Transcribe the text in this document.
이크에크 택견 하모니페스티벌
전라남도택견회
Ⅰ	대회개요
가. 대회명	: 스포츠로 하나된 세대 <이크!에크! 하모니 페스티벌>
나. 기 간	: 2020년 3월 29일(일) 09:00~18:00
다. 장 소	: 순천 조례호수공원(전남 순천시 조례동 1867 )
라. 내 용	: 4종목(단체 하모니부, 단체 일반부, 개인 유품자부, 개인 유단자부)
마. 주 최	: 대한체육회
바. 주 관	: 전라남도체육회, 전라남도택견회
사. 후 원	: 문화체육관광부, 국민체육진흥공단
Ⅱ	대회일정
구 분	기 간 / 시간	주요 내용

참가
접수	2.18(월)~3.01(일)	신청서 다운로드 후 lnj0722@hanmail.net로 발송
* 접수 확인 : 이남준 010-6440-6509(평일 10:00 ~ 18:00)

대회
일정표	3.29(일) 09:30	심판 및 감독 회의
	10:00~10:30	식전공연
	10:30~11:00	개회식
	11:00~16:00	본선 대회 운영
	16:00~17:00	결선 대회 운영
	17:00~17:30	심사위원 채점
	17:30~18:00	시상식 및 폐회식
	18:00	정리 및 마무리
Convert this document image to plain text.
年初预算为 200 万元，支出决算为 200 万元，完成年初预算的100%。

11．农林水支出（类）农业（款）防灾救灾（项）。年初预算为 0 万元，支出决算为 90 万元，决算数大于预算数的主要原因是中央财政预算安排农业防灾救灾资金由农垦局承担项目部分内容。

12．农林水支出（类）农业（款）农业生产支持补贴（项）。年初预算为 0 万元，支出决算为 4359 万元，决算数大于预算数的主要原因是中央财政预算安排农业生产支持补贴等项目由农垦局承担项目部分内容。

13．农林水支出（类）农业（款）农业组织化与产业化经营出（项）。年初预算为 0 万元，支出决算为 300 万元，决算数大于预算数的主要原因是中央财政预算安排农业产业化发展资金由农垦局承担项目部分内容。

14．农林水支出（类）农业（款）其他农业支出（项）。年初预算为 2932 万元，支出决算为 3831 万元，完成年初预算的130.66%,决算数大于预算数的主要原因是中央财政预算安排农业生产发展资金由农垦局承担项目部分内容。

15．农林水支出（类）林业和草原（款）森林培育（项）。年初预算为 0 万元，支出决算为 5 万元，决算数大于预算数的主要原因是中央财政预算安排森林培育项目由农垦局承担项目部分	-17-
::::
Copy out every line of the listing that contains the string "农林水支出".

**WRITTEN RESPONSE**.
11．农林水支出（类）农业（款）防灾救灾（项）。年初预算为 0 万元，支出决算为 90 万元，决算数大于预算数的主要原因是中央财政预算安排农业防灾救灾资金由农垦局承担项目部分内容。
12．农林水支出（类）农业（款）农业生产支持补贴（项）。年初预算为 0 万元，支出决算为 4359 万元，决算数大于预算数的主要原因是中央财政预算安排农业生产支持补贴等项目由农垦局承担项目部分内容。
13．农林水支出（类）农业（款）农业组织化与产业化经营出（项）。年初预算为 0 万元，支出决算为 300 万元，决算数大于预算数的主要原因是中央财政预算安排农业产业化发展资金由农垦局承担项目部分内容。
14．农林水支出（类）农业（款）其他农业支出（项）。年初预算为 2932 万元，支出决算为 3831 万元，完成年初预算的130.66%,决算数大于预算数的主要原因是中央财政预算安排农业生产发展资金由农垦局承担项目部分内容。
15．农林水支出（类）林业和草原（款）森林培育（项）。年初预算为 0 万元，支出决算为 5 万元，决算数大于预算数的主要原因是中央财政预算安排森林培育项目由农垦局承担项目部分	-17-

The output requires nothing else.